*Material for this exercise*
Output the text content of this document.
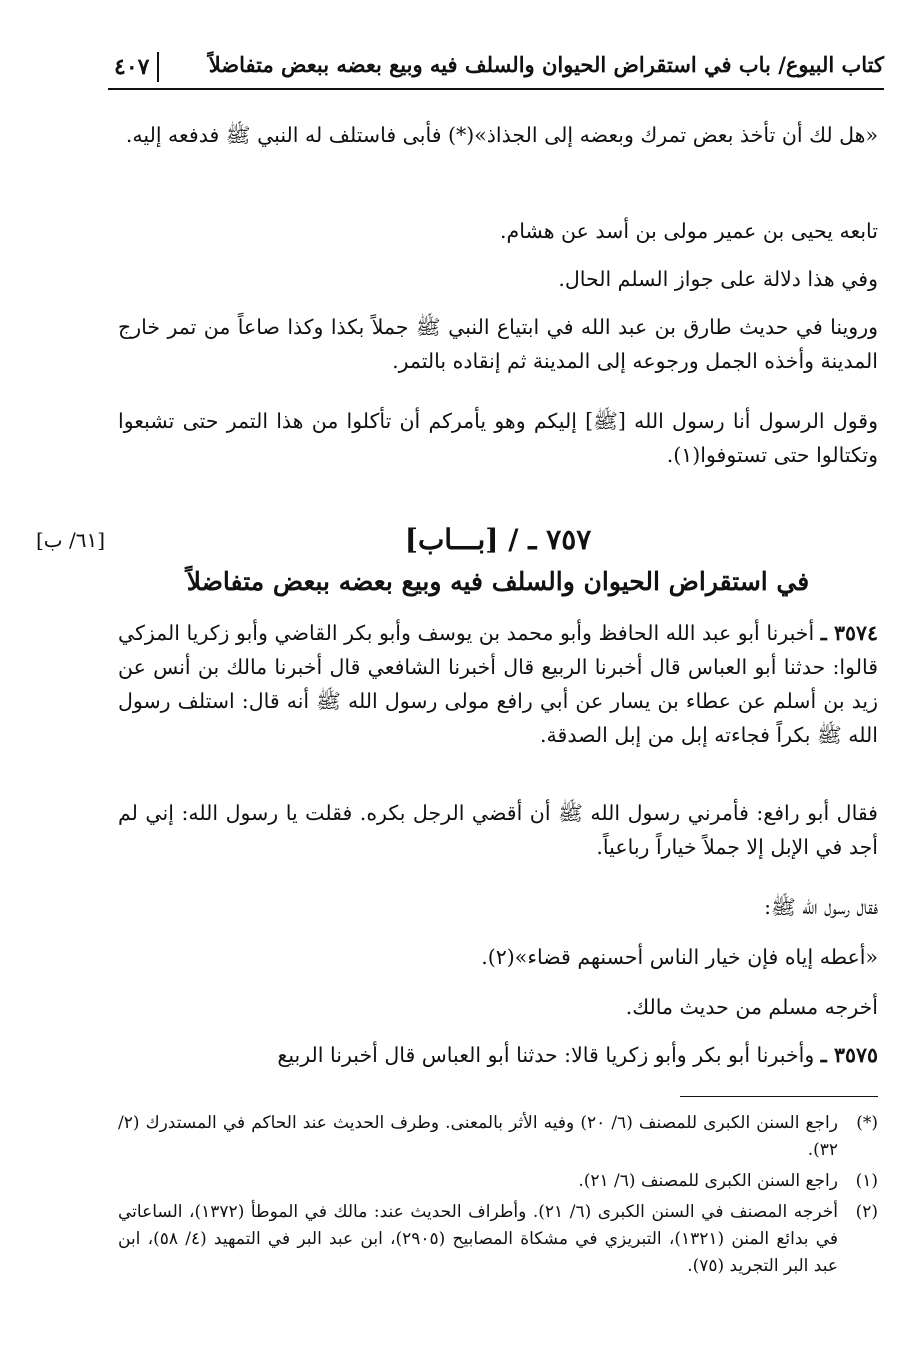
كتاب البيوع/ باب في استقراض الحيوان والسلف فيه وبيع بعضه ببعض متفاضلاً
٤٠٧

«هل لك أن تأخذ بعض تمرك وبعضه إلى الجذاذ»(*) فأبى فاستلف له النبي ﷺ فدفعه إليه.

تابعه يحيى بن عمير مولى بن أسد عن هشام.

وفي هذا دلالة على جواز السلم الحال.

وروينا في حديث طارق بن عبد الله في ابتياع النبي ﷺ جملاً بكذا وكذا صاعاً من تمر خارج المدينة وأخذه الجمل ورجوعه إلى المدينة ثم إنقاده بالتمر.

وقول الرسول أنا رسول الله [ﷺ] إليكم وهو يأمركم أن تأكلوا من هذا التمر حتى تشبعوا وتكتالوا حتى تستوفوا(١).

[٦١/ ب]	٧٥٧ ـ / [بـــاب]
في استقراض الحيوان والسلف فيه وبيع بعضه ببعض متفاضلاً

٣٥٧٤ ـ أخبرنا أبو عبد الله الحافظ وأبو محمد بن يوسف وأبو بكر القاضي وأبو زكريا المزكي قالوا: حدثنا أبو العباس قال أخبرنا الربيع قال أخبرنا الشافعي قال أخبرنا مالك بن أنس عن زيد بن أسلم عن عطاء بن يسار عن أبي رافع مولى رسول الله ﷺ أنه قال: استلف رسول الله ﷺ بكراً فجاءته إبل من إبل الصدقة.

فقال أبو رافع: فأمرني رسول الله ﷺ أن أقضي الرجل بكره. فقلت يا رسول الله: إني لم أجد في الإبل إلا جملاً خياراً رباعياً.

فقال رسول الله ﷺ:

«أعطه إياه فإن خيار الناس أحسنهم قضاء»(٢).

أخرجه مسلم من حديث مالك.

٣٥٧٥ ـ وأخبرنا أبو بكر وأبو زكريا قالا: حدثنا أبو العباس قال أخبرنا الربيع

(*)
راجع السنن الكبرى للمصنف (٦/ ٢٠) وفيه الأثر بالمعنى. وطرف الحديث عند الحاكم في المستدرك (٢/ ٣٢).
(١)
راجع السنن الكبرى للمصنف (٦/ ٢١).
(٢)
أخرجه المصنف في السنن الكبرى (٦/ ٢١). وأطراف الحديث عند: مالك في الموطأ (١٣٧٢)، الساعاتي في بدائع المنن (١٣٢١)، التبريزي في مشكاة المصابيح (٢٩٠٥)، ابن عبد البر في التمهيد (٤/ ٥٨)، ابن عبد البر التجريد (٧٥).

*What is expected*
In the entries above, identify every line with the word "الحيوان". Copy those lines.

*Result of this task*
كتاب البيوع/ باب في استقراض الحيوان والسلف فيه وبيع بعضه ببعض متفاضلاً
في استقراض الحيوان والسلف فيه وبيع بعضه ببعض متفاضلاً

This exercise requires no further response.